>> begin INPUT DATA

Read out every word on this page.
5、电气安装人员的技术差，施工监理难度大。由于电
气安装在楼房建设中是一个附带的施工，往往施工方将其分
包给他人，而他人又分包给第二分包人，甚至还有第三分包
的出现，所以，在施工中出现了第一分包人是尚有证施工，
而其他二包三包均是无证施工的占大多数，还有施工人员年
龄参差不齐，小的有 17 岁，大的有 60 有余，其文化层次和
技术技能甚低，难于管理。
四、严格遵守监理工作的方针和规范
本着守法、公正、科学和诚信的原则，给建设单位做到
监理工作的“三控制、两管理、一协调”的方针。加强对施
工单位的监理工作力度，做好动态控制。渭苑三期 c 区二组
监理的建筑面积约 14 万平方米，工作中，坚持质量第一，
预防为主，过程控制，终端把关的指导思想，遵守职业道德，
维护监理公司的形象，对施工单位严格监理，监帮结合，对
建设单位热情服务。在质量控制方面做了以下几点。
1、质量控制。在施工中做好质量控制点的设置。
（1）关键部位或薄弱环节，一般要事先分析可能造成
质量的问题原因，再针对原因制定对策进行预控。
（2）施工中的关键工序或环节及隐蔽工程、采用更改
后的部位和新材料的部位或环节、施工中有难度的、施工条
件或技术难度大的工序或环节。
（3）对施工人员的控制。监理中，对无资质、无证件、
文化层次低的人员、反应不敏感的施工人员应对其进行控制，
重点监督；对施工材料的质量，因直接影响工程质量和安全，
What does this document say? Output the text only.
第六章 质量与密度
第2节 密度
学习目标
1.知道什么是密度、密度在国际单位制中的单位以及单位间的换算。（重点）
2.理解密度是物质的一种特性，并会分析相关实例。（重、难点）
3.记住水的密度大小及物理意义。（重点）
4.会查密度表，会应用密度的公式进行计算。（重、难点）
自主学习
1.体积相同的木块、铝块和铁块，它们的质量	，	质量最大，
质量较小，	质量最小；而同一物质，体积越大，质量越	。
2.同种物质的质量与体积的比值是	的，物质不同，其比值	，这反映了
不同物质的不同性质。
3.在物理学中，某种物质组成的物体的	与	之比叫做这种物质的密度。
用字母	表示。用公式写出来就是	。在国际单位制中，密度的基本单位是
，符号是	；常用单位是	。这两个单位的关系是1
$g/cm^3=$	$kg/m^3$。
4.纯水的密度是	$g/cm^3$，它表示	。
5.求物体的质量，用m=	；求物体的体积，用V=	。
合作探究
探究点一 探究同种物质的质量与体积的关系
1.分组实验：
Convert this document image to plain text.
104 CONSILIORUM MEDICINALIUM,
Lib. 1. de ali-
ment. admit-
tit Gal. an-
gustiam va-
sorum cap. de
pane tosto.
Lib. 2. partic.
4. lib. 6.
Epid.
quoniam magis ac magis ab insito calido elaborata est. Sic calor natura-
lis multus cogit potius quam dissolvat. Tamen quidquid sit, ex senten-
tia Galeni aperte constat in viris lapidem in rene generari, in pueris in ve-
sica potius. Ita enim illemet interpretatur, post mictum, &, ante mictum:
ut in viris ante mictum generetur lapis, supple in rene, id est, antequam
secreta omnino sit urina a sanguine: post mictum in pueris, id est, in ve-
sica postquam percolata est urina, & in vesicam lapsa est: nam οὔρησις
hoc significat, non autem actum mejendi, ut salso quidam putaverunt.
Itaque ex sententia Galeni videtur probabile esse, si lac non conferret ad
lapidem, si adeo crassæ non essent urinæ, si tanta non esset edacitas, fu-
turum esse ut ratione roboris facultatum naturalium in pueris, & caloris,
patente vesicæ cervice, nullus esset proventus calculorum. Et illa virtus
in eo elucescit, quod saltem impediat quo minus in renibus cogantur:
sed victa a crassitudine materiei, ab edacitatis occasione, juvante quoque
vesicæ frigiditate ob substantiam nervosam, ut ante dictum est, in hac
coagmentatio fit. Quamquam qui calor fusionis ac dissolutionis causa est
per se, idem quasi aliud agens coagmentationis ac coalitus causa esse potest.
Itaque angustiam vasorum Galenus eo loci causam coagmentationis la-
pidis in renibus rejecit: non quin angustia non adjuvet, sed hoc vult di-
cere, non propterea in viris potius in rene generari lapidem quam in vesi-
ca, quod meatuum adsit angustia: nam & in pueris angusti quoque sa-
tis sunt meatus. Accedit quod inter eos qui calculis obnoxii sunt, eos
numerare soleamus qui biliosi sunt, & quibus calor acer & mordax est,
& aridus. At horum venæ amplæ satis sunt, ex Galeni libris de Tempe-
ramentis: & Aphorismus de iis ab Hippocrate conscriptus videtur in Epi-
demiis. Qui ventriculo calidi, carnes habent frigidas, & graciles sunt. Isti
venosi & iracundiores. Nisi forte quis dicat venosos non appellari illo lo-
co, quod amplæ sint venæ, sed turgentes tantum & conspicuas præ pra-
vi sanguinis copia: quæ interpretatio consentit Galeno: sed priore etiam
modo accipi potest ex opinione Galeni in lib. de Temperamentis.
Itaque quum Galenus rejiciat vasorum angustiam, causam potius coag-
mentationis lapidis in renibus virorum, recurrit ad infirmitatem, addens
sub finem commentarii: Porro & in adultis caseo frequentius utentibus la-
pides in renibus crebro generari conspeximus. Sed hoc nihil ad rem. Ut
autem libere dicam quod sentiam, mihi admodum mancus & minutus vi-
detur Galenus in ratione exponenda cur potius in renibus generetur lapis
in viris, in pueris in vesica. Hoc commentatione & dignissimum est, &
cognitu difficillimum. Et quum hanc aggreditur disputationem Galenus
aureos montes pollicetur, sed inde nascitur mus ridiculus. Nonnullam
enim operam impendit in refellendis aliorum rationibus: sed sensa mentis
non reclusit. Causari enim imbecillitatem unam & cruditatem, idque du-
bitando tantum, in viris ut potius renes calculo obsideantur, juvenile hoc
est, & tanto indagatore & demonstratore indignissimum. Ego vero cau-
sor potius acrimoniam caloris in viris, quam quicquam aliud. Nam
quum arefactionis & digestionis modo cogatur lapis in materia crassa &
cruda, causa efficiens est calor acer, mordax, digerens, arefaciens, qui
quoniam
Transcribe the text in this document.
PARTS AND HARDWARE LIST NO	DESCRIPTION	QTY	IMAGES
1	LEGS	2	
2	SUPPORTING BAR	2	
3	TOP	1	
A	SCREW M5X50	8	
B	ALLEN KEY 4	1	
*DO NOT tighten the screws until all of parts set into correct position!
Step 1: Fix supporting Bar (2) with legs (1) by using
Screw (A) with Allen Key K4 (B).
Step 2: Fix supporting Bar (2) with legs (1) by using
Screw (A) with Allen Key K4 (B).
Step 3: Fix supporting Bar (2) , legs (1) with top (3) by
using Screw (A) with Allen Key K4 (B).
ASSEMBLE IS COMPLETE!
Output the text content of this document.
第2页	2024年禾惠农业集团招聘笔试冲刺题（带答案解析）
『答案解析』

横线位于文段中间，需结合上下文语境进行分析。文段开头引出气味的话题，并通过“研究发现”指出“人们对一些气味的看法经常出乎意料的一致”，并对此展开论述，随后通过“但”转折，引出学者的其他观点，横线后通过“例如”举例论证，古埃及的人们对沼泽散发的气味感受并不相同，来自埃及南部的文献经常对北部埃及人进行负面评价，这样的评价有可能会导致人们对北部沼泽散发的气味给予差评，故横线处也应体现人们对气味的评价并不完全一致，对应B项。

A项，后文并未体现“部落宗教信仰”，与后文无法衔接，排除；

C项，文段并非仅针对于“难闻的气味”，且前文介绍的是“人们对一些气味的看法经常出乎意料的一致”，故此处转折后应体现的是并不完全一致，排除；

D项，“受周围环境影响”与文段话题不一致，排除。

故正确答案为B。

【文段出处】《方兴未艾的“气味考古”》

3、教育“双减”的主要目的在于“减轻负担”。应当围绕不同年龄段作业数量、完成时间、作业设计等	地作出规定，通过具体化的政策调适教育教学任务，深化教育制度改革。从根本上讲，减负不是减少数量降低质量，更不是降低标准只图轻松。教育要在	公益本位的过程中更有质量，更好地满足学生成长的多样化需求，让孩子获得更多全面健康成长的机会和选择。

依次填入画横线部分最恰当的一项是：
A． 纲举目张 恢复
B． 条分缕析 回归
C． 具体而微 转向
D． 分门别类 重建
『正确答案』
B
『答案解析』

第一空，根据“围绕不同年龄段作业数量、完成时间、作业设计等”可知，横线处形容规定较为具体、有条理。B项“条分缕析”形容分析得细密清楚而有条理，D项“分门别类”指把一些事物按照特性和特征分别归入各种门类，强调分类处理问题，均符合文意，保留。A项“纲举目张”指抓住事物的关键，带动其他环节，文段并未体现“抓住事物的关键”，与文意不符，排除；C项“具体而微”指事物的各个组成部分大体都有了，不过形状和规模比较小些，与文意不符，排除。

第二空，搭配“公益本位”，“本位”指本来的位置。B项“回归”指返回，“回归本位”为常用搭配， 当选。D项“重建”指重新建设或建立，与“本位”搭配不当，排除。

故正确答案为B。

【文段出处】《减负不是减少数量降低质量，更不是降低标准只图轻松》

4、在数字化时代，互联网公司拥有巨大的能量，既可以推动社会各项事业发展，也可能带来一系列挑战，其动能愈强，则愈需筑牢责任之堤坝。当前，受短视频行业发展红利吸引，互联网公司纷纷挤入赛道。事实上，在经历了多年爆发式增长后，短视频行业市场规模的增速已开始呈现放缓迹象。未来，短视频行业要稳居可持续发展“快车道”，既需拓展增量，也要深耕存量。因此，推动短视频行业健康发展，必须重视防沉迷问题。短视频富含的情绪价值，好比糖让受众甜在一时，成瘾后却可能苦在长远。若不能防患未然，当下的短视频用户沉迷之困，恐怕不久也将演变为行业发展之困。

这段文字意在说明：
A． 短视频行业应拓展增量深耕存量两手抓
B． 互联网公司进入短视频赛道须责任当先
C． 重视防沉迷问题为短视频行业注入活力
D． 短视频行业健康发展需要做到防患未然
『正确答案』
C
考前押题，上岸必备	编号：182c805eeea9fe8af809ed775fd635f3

>> end INPUT DATA

## REQUIRED TASK:
From the data above, copy each line where the string "venæ" appears.

## THE ANSWER:
& aridus. At horum venæ amplæ satis sunt, ex Galeni libris de Tempe-
co, quod amplæ sint venæ, sed turgentes tantum & conspicuas præ pra-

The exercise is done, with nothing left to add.